> [Extracted entries]:
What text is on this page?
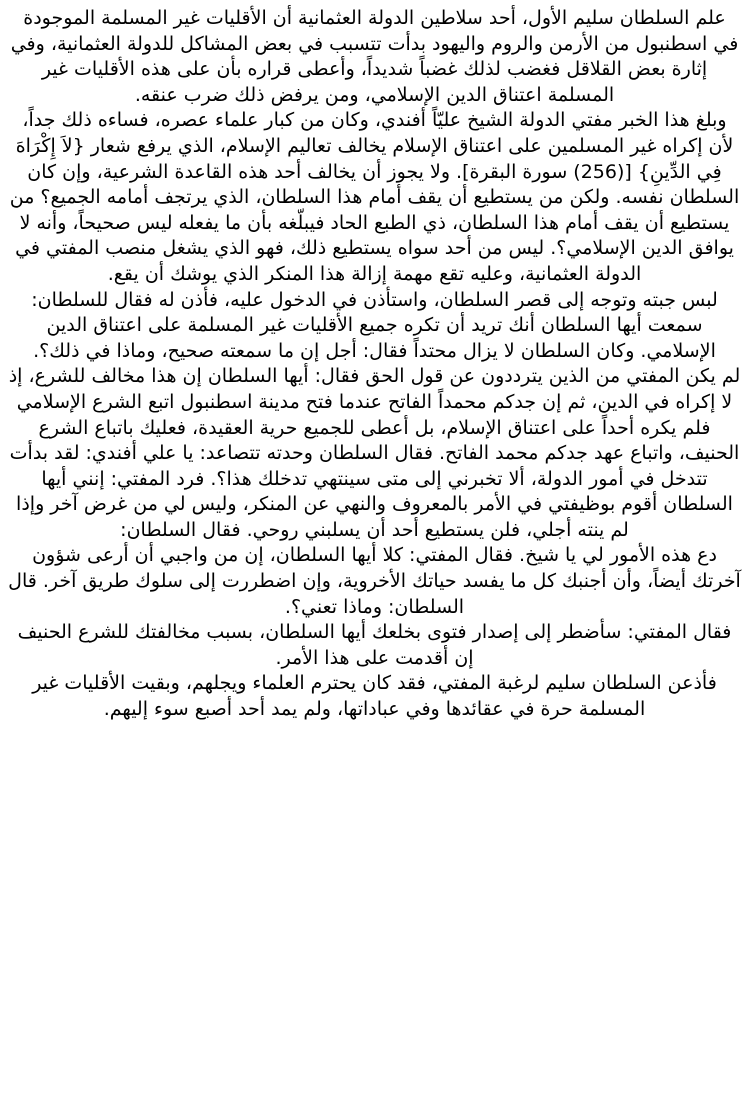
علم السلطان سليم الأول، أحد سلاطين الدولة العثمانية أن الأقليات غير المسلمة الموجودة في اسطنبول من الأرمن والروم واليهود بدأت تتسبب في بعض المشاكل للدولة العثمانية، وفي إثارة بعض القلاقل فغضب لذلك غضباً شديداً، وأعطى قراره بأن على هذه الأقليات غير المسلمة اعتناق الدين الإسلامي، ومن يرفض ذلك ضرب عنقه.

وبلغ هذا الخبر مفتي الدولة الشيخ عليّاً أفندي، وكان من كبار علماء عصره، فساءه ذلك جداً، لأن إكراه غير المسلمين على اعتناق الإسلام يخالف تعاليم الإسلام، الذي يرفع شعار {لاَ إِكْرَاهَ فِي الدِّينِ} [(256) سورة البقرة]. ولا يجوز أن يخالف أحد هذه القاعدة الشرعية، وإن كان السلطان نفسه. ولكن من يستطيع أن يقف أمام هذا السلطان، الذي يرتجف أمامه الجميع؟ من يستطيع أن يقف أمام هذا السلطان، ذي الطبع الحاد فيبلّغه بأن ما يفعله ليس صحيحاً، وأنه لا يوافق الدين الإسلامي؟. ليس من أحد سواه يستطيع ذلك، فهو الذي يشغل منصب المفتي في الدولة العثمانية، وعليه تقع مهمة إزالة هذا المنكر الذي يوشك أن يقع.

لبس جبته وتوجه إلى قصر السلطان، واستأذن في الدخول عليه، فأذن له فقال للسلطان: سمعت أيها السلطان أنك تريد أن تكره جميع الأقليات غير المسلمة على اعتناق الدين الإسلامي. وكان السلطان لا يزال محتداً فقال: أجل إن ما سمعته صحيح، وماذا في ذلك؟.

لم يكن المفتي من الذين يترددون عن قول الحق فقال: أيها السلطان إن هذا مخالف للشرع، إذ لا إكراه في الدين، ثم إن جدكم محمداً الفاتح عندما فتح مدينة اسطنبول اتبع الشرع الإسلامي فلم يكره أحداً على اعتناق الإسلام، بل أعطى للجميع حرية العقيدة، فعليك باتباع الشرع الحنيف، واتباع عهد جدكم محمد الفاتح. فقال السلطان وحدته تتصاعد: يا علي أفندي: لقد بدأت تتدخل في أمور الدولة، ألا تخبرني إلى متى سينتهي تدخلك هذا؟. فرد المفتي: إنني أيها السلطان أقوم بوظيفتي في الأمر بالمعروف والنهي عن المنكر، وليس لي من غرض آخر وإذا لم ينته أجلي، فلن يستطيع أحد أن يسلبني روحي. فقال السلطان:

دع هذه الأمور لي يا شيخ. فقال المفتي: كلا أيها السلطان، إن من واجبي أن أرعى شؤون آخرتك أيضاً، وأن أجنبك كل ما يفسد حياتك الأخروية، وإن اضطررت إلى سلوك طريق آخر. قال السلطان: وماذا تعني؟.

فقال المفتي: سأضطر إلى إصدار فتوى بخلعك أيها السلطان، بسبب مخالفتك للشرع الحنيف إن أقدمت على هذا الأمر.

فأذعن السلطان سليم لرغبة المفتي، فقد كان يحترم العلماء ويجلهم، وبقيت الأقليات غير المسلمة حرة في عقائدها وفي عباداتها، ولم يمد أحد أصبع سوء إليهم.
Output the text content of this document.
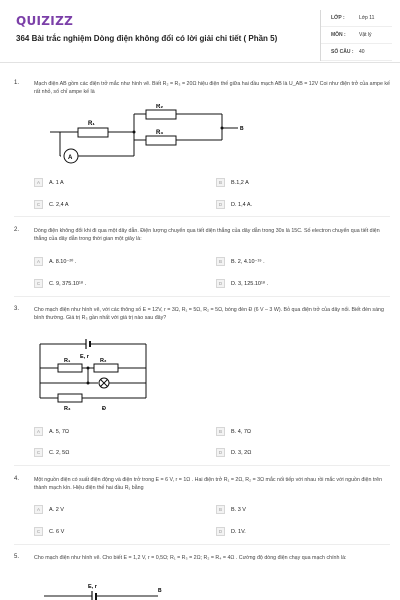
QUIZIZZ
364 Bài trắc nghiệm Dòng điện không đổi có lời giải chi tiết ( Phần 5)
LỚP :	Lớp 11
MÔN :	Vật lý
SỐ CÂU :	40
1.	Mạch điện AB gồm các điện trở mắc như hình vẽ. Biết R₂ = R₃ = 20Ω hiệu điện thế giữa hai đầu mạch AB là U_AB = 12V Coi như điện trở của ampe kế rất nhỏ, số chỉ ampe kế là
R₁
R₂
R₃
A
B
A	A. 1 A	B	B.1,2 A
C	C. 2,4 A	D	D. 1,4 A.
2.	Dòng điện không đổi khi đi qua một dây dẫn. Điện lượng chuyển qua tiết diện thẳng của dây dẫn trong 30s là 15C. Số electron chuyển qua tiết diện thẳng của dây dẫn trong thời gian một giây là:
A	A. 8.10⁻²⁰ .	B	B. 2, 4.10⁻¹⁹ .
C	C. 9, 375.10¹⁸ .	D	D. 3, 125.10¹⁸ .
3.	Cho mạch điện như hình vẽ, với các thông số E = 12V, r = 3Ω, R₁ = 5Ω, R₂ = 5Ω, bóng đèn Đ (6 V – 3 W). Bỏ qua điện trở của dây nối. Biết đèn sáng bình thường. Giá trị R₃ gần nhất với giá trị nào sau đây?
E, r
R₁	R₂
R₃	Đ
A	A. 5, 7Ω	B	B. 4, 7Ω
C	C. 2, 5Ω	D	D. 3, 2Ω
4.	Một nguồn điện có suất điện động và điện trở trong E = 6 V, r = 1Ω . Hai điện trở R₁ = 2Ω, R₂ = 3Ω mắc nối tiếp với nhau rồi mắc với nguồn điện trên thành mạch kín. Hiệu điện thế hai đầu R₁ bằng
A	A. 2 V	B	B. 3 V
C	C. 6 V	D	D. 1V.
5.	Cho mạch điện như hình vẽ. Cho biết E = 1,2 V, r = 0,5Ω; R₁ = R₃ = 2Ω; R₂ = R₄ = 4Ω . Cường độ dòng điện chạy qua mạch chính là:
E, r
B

> [Exercise instructions]: Copy each line exactly, and leave the pictures out of your copy.

> [Written answer]:
What text is on this page?
علم السلطان سليم الأول، أحد سلاطين الدولة العثمانية أن الأقليات غير المسلمة الموجودة في اسطنبول من الأرمن والروم واليهود بدأت تتسبب في بعض المشاكل للدولة العثمانية، وفي إثارة بعض القلاقل فغضب لذلك غضباً شديداً، وأعطى قراره بأن على هذه الأقليات غير المسلمة اعتناق الدين الإسلامي، ومن يرفض ذلك ضرب عنقه.

وبلغ هذا الخبر مفتي الدولة الشيخ عليّاً أفندي، وكان من كبار علماء عصره، فساءه ذلك جداً، لأن إكراه غير المسلمين على اعتناق الإسلام يخالف تعاليم الإسلام، الذي يرفع شعار {لاَ إِكْرَاهَ فِي الدِّينِ} [(256) سورة البقرة]. ولا يجوز أن يخالف أحد هذه القاعدة الشرعية، وإن كان السلطان نفسه. ولكن من يستطيع أن يقف أمام هذا السلطان، الذي يرتجف أمامه الجميع؟ من يستطيع أن يقف أمام هذا السلطان، ذي الطبع الحاد فيبلّغه بأن ما يفعله ليس صحيحاً، وأنه لا يوافق الدين الإسلامي؟. ليس من أحد سواه يستطيع ذلك، فهو الذي يشغل منصب المفتي في الدولة العثمانية، وعليه تقع مهمة إزالة هذا المنكر الذي يوشك أن يقع.

لبس جبته وتوجه إلى قصر السلطان، واستأذن في الدخول عليه، فأذن له فقال للسلطان: سمعت أيها السلطان أنك تريد أن تكره جميع الأقليات غير المسلمة على اعتناق الدين الإسلامي. وكان السلطان لا يزال محتداً فقال: أجل إن ما سمعته صحيح، وماذا في ذلك؟.

لم يكن المفتي من الذين يترددون عن قول الحق فقال: أيها السلطان إن هذا مخالف للشرع، إذ لا إكراه في الدين، ثم إن جدكم محمداً الفاتح عندما فتح مدينة اسطنبول اتبع الشرع الإسلامي فلم يكره أحداً على اعتناق الإسلام، بل أعطى للجميع حرية العقيدة، فعليك باتباع الشرع الحنيف، واتباع عهد جدكم محمد الفاتح. فقال السلطان وحدته تتصاعد: يا علي أفندي: لقد بدأت تتدخل في أمور الدولة، ألا تخبرني إلى متى سينتهي تدخلك هذا؟. فرد المفتي: إنني أيها السلطان أقوم بوظيفتي في الأمر بالمعروف والنهي عن المنكر، وليس لي من غرض آخر وإذا لم ينته أجلي، فلن يستطيع أحد أن يسلبني روحي. فقال السلطان:

دع هذه الأمور لي يا شيخ. فقال المفتي: كلا أيها السلطان، إن من واجبي أن أرعى شؤون آخرتك أيضاً، وأن أجنبك كل ما يفسد حياتك الأخروية، وإن اضطررت إلى سلوك طريق آخر. قال السلطان: وماذا تعني؟.

فقال المفتي: سأضطر إلى إصدار فتوى بخلعك أيها السلطان، بسبب مخالفتك للشرع الحنيف إن أقدمت على هذا الأمر.

فأذعن السلطان سليم لرغبة المفتي، فقد كان يحترم العلماء ويجلهم، وبقيت الأقليات غير المسلمة حرة في عقائدها وفي عباداتها، ولم يمد أحد أصبع سوء إليهم.
Output the text content of this document.
QUIZIZZ
364 Bài trắc nghiệm Dòng điện không đổi có lời giải chi tiết ( Phần 5)
LỚP :	Lớp 11
MÔN :	Vật lý
SỐ CÂU :	40
1.	Mạch điện AB gồm các điện trở mắc như hình vẽ. Biết R₂ = R₃ = 20Ω hiệu điện thế giữa hai đầu mạch AB là U_AB = 12V Coi như điện trở của ampe kế rất nhỏ, số chỉ ampe kế là
R₁
R₂
R₃
A
B
A	A. 1 A	B	B.1,2 A
C	C. 2,4 A	D	D. 1,4 A.
2.	Dòng điện không đổi khi đi qua một dây dẫn. Điện lượng chuyển qua tiết diện thẳng của dây dẫn trong 30s là 15C. Số electron chuyển qua tiết diện thẳng của dây dẫn trong thời gian một giây là:
A	A. 8.10⁻²⁰ .	B	B. 2, 4.10⁻¹⁹ .
C	C. 9, 375.10¹⁸ .	D	D. 3, 125.10¹⁸ .
3.	Cho mạch điện như hình vẽ, với các thông số E = 12V, r = 3Ω, R₁ = 5Ω, R₂ = 5Ω, bóng đèn Đ (6 V – 3 W). Bỏ qua điện trở của dây nối. Biết đèn sáng bình thường. Giá trị R₃ gần nhất với giá trị nào sau đây?
E, r
R₁	R₂
R₃	Đ
A	A. 5, 7Ω	B	B. 4, 7Ω
C	C. 2, 5Ω	D	D. 3, 2Ω
4.	Một nguồn điện có suất điện động và điện trở trong E = 6 V, r = 1Ω . Hai điện trở R₁ = 2Ω, R₂ = 3Ω mắc nối tiếp với nhau rồi mắc với nguồn điện trên thành mạch kín. Hiệu điện thế hai đầu R₁ bằng
A	A. 2 V	B	B. 3 V
C	C. 6 V	D	D. 1V.
5.	Cho mạch điện như hình vẽ. Cho biết E = 1,2 V, r = 0,5Ω; R₁ = R₃ = 2Ω; R₂ = R₄ = 4Ω . Cường độ dòng điện chạy qua mạch chính là:
E, r
B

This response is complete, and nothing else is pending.